[Stored records]
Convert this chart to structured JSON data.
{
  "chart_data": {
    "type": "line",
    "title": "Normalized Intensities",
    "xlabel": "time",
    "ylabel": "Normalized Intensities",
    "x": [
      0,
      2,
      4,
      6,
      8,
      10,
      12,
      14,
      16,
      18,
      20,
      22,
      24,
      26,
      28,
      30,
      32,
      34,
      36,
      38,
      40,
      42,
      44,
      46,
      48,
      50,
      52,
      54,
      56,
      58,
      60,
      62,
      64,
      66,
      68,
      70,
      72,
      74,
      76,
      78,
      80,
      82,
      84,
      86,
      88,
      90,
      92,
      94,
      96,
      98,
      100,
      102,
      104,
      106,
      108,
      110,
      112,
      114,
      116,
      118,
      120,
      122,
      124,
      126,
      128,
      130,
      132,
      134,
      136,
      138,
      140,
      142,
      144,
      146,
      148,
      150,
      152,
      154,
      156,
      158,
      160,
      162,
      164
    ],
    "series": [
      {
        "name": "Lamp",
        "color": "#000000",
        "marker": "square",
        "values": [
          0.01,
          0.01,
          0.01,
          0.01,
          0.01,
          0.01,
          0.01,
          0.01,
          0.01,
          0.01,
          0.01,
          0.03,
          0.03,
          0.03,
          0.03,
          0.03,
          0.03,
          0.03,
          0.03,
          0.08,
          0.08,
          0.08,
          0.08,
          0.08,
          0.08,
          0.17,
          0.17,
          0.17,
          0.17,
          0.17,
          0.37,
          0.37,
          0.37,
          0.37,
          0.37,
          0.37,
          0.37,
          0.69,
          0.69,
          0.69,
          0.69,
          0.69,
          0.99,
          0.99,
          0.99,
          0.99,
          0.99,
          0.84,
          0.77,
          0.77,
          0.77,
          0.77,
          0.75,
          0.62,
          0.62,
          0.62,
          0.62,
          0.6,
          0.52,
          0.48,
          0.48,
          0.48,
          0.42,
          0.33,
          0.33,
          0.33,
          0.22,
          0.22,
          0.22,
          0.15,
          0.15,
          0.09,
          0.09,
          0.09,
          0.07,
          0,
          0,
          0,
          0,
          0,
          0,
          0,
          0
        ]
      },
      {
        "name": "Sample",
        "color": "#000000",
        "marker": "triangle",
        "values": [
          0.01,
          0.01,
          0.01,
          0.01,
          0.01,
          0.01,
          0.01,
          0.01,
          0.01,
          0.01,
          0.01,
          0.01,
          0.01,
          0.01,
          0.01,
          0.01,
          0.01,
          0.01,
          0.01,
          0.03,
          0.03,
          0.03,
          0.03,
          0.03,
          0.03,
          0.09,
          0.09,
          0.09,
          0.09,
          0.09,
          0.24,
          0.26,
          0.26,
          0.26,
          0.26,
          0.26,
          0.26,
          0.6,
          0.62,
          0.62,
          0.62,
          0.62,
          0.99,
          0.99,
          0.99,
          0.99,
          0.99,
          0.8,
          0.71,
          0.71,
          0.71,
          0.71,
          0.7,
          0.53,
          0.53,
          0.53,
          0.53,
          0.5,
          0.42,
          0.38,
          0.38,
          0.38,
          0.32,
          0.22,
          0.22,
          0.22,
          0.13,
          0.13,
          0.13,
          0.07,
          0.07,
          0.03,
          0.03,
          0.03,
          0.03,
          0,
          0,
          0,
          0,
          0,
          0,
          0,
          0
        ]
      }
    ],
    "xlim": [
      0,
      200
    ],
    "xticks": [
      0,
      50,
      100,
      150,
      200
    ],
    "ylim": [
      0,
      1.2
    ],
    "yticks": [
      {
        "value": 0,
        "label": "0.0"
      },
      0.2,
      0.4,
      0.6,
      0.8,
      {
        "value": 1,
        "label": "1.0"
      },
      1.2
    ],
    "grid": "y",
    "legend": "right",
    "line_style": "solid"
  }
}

▶ **Stated goal**: Select every line of the records holding the string "Normalized".

▶ **Expected output**:
    "title": "Normalized Intensities",
    "ylabel": "Normalized Intensities",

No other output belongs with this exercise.